* Task to complete
Search the listing below for the word "всем" and copy each line that holds it.

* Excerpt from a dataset
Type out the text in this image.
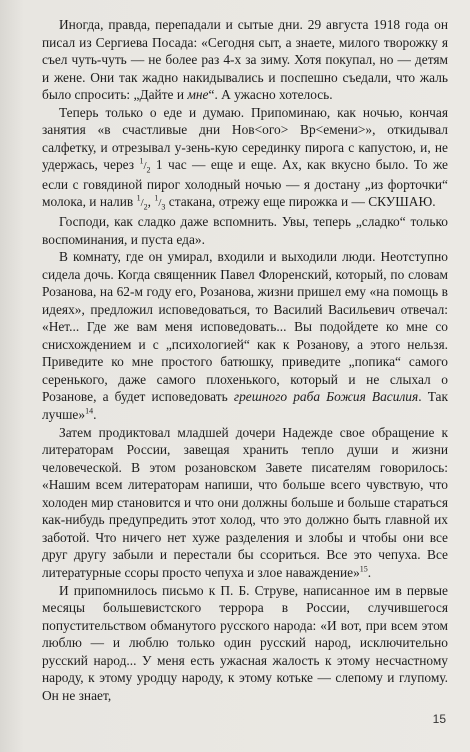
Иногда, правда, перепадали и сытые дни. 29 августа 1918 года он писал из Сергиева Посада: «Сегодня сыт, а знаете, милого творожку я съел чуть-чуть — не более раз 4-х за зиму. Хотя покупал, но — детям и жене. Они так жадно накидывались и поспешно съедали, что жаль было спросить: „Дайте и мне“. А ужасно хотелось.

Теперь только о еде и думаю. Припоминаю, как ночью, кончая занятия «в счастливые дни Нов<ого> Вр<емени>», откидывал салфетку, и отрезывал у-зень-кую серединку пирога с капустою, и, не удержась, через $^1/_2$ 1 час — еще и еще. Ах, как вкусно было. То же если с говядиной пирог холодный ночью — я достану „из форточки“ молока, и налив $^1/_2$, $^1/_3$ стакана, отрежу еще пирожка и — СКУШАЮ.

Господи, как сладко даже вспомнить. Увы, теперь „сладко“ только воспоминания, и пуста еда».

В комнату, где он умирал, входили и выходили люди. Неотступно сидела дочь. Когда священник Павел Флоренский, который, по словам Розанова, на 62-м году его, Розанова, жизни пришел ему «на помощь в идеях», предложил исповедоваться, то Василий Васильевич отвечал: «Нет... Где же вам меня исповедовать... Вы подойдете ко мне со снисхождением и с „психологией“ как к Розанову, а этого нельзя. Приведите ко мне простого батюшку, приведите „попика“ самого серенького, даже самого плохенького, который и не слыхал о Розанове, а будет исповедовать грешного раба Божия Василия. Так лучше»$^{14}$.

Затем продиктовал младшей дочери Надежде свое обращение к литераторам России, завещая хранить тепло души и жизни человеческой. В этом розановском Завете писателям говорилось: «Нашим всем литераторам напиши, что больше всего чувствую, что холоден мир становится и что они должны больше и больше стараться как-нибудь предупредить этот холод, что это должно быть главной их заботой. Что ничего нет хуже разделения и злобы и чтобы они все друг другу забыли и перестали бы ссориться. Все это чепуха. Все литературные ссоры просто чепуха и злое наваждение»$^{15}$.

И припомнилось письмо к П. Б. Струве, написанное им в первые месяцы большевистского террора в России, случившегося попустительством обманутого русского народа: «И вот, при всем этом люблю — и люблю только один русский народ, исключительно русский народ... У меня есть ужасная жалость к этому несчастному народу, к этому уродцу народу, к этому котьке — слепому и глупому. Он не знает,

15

* * *

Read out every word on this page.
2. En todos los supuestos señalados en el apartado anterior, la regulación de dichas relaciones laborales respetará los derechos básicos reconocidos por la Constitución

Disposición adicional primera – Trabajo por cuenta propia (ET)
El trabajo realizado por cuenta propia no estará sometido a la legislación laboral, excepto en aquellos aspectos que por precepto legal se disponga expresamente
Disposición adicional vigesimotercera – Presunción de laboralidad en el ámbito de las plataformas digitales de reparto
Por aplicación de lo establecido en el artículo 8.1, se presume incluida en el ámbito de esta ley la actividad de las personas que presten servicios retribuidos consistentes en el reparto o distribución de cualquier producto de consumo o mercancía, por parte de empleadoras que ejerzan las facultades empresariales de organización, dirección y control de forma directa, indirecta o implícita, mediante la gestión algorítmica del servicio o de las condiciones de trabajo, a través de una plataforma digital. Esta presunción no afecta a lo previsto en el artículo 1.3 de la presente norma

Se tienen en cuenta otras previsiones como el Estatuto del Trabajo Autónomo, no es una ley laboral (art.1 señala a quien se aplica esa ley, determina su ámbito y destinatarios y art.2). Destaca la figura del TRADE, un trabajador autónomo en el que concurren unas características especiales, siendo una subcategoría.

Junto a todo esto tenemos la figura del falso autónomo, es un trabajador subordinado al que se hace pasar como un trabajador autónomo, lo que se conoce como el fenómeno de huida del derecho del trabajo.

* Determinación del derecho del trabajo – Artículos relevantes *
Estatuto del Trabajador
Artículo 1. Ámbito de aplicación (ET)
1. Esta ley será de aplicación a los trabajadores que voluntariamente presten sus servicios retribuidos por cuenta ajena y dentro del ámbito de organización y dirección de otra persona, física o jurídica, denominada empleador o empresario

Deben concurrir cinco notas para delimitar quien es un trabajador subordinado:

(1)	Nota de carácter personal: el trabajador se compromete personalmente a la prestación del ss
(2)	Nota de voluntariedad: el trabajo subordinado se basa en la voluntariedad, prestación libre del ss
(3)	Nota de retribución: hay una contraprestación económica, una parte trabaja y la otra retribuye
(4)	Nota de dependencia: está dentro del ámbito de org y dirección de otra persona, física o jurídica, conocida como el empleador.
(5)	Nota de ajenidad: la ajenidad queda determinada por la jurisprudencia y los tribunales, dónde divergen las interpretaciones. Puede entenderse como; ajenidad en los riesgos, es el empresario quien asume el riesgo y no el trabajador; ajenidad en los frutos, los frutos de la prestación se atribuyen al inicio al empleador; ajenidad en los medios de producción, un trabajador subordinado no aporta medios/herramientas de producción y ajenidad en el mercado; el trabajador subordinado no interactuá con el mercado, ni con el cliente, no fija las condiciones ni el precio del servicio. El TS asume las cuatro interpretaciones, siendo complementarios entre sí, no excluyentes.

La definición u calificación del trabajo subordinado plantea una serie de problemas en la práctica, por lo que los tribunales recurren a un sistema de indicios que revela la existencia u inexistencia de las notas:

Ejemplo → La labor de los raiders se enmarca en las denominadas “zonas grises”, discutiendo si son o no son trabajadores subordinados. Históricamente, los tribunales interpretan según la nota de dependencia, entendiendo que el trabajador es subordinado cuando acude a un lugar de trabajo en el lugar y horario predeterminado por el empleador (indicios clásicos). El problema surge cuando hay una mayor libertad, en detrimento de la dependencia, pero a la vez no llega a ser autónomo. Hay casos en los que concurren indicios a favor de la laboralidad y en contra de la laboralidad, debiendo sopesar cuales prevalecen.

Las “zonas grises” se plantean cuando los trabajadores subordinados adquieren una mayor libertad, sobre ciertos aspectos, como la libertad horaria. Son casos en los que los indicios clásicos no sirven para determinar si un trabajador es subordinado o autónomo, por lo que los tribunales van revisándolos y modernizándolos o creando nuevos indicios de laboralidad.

* * *

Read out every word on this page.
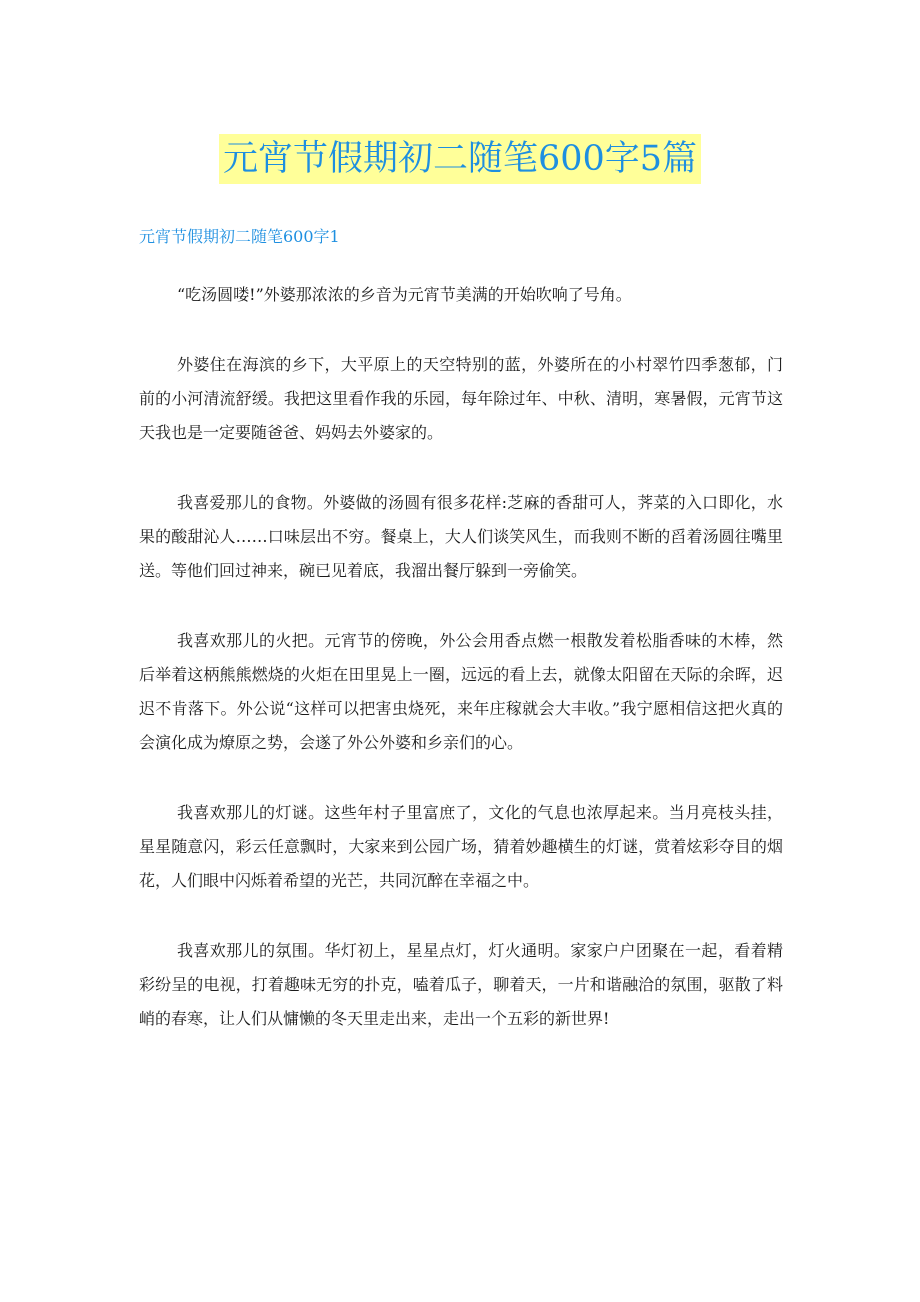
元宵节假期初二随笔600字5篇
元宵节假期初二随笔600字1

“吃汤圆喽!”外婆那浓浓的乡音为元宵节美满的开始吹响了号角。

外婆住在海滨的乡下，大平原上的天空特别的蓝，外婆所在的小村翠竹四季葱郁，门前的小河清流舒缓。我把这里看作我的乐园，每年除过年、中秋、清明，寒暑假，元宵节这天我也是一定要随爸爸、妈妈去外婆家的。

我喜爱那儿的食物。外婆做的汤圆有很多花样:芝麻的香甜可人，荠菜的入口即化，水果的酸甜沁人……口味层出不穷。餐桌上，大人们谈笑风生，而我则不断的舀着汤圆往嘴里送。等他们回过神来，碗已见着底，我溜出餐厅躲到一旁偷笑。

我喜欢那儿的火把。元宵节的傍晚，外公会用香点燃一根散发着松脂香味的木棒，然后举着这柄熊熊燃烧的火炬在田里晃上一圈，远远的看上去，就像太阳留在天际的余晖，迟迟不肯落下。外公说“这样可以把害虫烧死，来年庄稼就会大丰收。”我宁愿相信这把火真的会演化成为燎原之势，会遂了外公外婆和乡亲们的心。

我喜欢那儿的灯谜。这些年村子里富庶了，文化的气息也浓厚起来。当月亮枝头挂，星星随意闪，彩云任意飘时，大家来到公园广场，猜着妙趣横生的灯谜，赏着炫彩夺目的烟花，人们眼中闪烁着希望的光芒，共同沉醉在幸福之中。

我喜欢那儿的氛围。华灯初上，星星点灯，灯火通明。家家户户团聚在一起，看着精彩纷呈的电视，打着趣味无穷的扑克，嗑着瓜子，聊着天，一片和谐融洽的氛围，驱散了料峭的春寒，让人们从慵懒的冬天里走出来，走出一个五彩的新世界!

* Task solution
Затем продиктовал младшей дочери Надежде свое обращение к литераторам России, завещая хранить тепло души и жизни человеческой. В этом розановском Завете писателям говорилось: «Нашим всем литераторам напиши, что больше всего чувствую, что холоден мир становится и что они должны больше и больше стараться как-нибудь предупредить этот холод, что это должно быть главной их заботой. Что ничего нет хуже разделения и злобы и чтобы они все друг другу забыли и перестали бы ссориться. Все это чепуха. Все литературные ссоры просто чепуха и злое наваждение»$^{15}$.
И припомнилось письмо к П. Б. Струве, написанное им в первые месяцы большевистского террора в России, случившегося попустительством обманутого русского народа: «И вот, при всем этом люблю — и люблю только один русский народ, исключительно русский народ... У меня есть ужасная жалость к этому несчастному народу, к этому уродцу народу, к этому котьке — слепому и глупому. Он не знает,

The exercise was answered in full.